* begin *
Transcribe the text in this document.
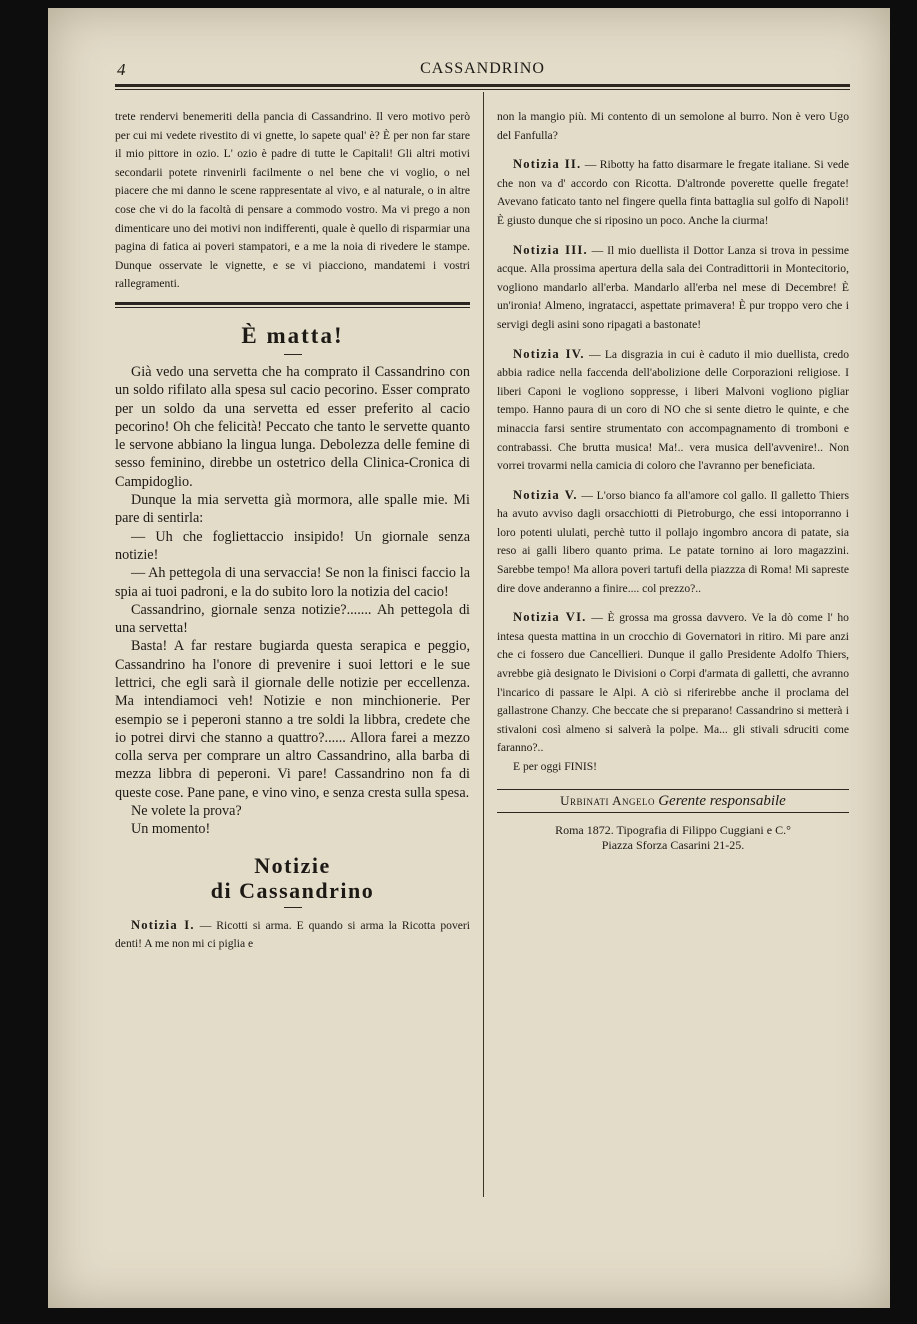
4	CASSANDRINO

trete rendervi benemeriti della pancia di Cassandrino. Il vero motivo però per cui mi vedete rivestito di vi gnette, lo sapete qual' è? È per non far stare il mio pittore in ozio. L' ozio è padre di tutte le Capitali! Gli altri motivi secondarii potete rinvenirli facilmente o nel bene che vi voglio, o nel piacere che mi danno le scene rappresentate al vivo, e al naturale, o in altre cose che vi do la facoltà di pensare a commodo vostro. Ma vi prego a non dimenticare uno dei motivi non indifferenti, quale è quello di risparmiar una pagina di fatica ai poveri stampatori, e a me la noia di rivedere le stampe. Dunque osservate le vignette, e se vi piacciono, mandatemi i vostri rallegramenti.

È matta!

Già vedo una servetta che ha comprato il Cassandrino con un soldo rifilato alla spesa sul cacio pecorino. Esser comprato per un soldo da una servetta ed esser preferito al cacio pecorino! Oh che felicità! Peccato che tanto le servette quanto le servone abbiano la lingua lunga. Debolezza delle femine di sesso feminino, direbbe un ostetrico della Clinica-Cronica di Campidoglio.

Dunque la mia servetta già mormora, alle spalle mie. Mi pare di sentirla:

— Uh che fogliettaccio insipido! Un giornale senza notizie!

— Ah pettegola di una servaccia! Se non la finisci faccio la spia ai tuoi padroni, e la do subito loro la notizia del cacio!

Cassandrino, giornale senza notizie?....... Ah pettegola di una servetta!

Basta! A far restare bugiarda questa serapica e peggio, Cassandrino ha l'onore di prevenire i suoi lettori e le sue lettrici, che egli sarà il giornale delle notizie per eccellenza. Ma intendiamoci veh! Notizie e non minchionerie. Per esempio se i peperoni stanno a tre soldi la libbra, credete che io potrei dirvi che stanno a quattro?...... Allora farei a mezzo colla serva per comprare un altro Cassandrino, alla barba di mezza libbra di peperoni. Vi pare! Cassandrino non fa di queste cose. Pane pane, e vino vino, e senza cresta sulla spesa.

Ne volete la prova?

Un momento!

Notizie
di Cassandrino

Notizia I. — Ricotti si arma. E quando si arma la Ricotta poveri denti! A me non mi ci piglia e

non la mangio più. Mi contento di un semolone al burro. Non è vero Ugo del Fanfulla?

Notizia II. — Ribotty ha fatto disarmare le fregate italiane. Si vede che non va d' accordo con Ricotta. D'altronde poverette quelle fregate! Avevano faticato tanto nel fingere quella finta battaglia sul golfo di Napoli! È giusto dunque che si riposino un poco. Anche la ciurma!

Notizia III. — Il mio duellista il Dottor Lanza si trova in pessime acque. Alla prossima apertura della sala dei Contradittorii in Montecitorio, vogliono mandarlo all'erba. Mandarlo all'erba nel mese di Decembre! È un'ironia! Almeno, ingratacci, aspettate primavera! È pur troppo vero che i servigi degli asini sono ripagati a bastonate!

Notizia IV. — La disgrazia in cui è caduto il mio duellista, credo abbia radice nella faccenda dell'abolizione delle Corporazioni religiose. I liberi Caponi le vogliono soppresse, i liberi Malvoni vogliono pigliar tempo. Hanno paura di un coro di NO che si sente dietro le quinte, e che minaccia farsi sentire strumentato con accompagnamento di tromboni e contrabassi. Che brutta musica! Ma!.. vera musica dell'avvenire!.. Non vorrei trovarmi nella camicia di coloro che l'avranno per beneficiata.

Notizia V. — L'orso bianco fa all'amore col gallo. Il galletto Thiers ha avuto avviso dagli orsacchiotti di Pietroburgo, che essi intoporranno i loro potenti ululati, perchè tutto il pollajo ingombro ancora di patate, sia reso ai galli libero quanto prima. Le patate tornino ai loro magazzini. Sarebbe tempo! Ma allora poveri tartufi della piazzza di Roma! Mi sapreste dire dove anderanno a finire.... col prezzo?..

Notizia VI. — È grossa ma grossa davvero. Ve la dò come l' ho intesa questa mattina in un crocchio di Governatori in ritiro. Mi pare anzi che ci fossero due Cancellieri. Dunque il gallo Presidente Adolfo Thiers, avrebbe già designato le Divisioni o Corpi d'armata di galletti, che avranno l'incarico di passare le Alpi. A ciò si riferirebbe anche il proclama del gallastrone Chanzy. Che beccate che si preparano! Cassandrino si metterà i stivaloni così almeno si salverà la polpe. Ma... gli stivali sdruciti come faranno?..

E per oggi FINIS!

Urbinati Angelo Gerente responsabile
Roma 1872. Tipografia di Filippo Cuggiani e C.°
Piazza Sforza Casarini 21-25.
* end *
EXERCISE PROMPT → The records above need to be restated word for word, with the pictures left out.

ANSWER BELOW →
Transcribe the text in this document.
4	CASSANDRINO

trete rendervi benemeriti della pancia di Cassandrino. Il vero motivo però per cui mi vedete rivestito di vi gnette, lo sapete qual' è? È per non far stare il mio pittore in ozio. L' ozio è padre di tutte le Capitali! Gli altri motivi secondarii potete rinvenirli facilmente o nel bene che vi voglio, o nel piacere che mi danno le scene rappresentate al vivo, e al naturale, o in altre cose che vi do la facoltà di pensare a commodo vostro. Ma vi prego a non dimenticare uno dei motivi non indifferenti, quale è quello di risparmiar una pagina di fatica ai poveri stampatori, e a me la noia di rivedere le stampe. Dunque osservate le vignette, e se vi piacciono, mandatemi i vostri rallegramenti.

È matta!

Già vedo una servetta che ha comprato il Cassandrino con un soldo rifilato alla spesa sul cacio pecorino. Esser comprato per un soldo da una servetta ed esser preferito al cacio pecorino! Oh che felicità! Peccato che tanto le servette quanto le servone abbiano la lingua lunga. Debolezza delle femine di sesso feminino, direbbe un ostetrico della Clinica-Cronica di Campidoglio.

Dunque la mia servetta già mormora, alle spalle mie. Mi pare di sentirla:

— Uh che fogliettaccio insipido! Un giornale senza notizie!

— Ah pettegola di una servaccia! Se non la finisci faccio la spia ai tuoi padroni, e la do subito loro la notizia del cacio!

Cassandrino, giornale senza notizie?....... Ah pettegola di una servetta!

Basta! A far restare bugiarda questa serapica e peggio, Cassandrino ha l'onore di prevenire i suoi lettori e le sue lettrici, che egli sarà il giornale delle notizie per eccellenza. Ma intendiamoci veh! Notizie e non minchionerie. Per esempio se i peperoni stanno a tre soldi la libbra, credete che io potrei dirvi che stanno a quattro?...... Allora farei a mezzo colla serva per comprare un altro Cassandrino, alla barba di mezza libbra di peperoni. Vi pare! Cassandrino non fa di queste cose. Pane pane, e vino vino, e senza cresta sulla spesa.

Ne volete la prova?

Un momento!

Notizie
di Cassandrino

Notizia I. — Ricotti si arma. E quando si arma la Ricotta poveri denti! A me non mi ci piglia e

non la mangio più. Mi contento di un semolone al burro. Non è vero Ugo del Fanfulla?

Notizia II. — Ribotty ha fatto disarmare le fregate italiane. Si vede che non va d' accordo con Ricotta. D'altronde poverette quelle fregate! Avevano faticato tanto nel fingere quella finta battaglia sul golfo di Napoli! È giusto dunque che si riposino un poco. Anche la ciurma!

Notizia III. — Il mio duellista il Dottor Lanza si trova in pessime acque. Alla prossima apertura della sala dei Contradittorii in Montecitorio, vogliono mandarlo all'erba. Mandarlo all'erba nel mese di Decembre! È un'ironia! Almeno, ingratacci, aspettate primavera! È pur troppo vero che i servigi degli asini sono ripagati a bastonate!

Notizia IV. — La disgrazia in cui è caduto il mio duellista, credo abbia radice nella faccenda dell'abolizione delle Corporazioni religiose. I liberi Caponi le vogliono soppresse, i liberi Malvoni vogliono pigliar tempo. Hanno paura di un coro di NO che si sente dietro le quinte, e che minaccia farsi sentire strumentato con accompagnamento di tromboni e contrabassi. Che brutta musica! Ma!.. vera musica dell'avvenire!.. Non vorrei trovarmi nella camicia di coloro che l'avranno per beneficiata.

Notizia V. — L'orso bianco fa all'amore col gallo. Il galletto Thiers ha avuto avviso dagli orsacchiotti di Pietroburgo, che essi intoporranno i loro potenti ululati, perchè tutto il pollajo ingombro ancora di patate, sia reso ai galli libero quanto prima. Le patate tornino ai loro magazzini. Sarebbe tempo! Ma allora poveri tartufi della piazzza di Roma! Mi sapreste dire dove anderanno a finire.... col prezzo?..

Notizia VI. — È grossa ma grossa davvero. Ve la dò come l' ho intesa questa mattina in un crocchio di Governatori in ritiro. Mi pare anzi che ci fossero due Cancellieri. Dunque il gallo Presidente Adolfo Thiers, avrebbe già designato le Divisioni o Corpi d'armata di galletti, che avranno l'incarico di passare le Alpi. A ciò si riferirebbe anche il proclama del gallastrone Chanzy. Che beccate che si preparano! Cassandrino si metterà i stivaloni così almeno si salverà la polpe. Ma... gli stivali sdruciti come faranno?..

E per oggi FINIS!

Urbinati Angelo Gerente responsabile
Roma 1872. Tipografia di Filippo Cuggiani e C.°
Piazza Sforza Casarini 21-25.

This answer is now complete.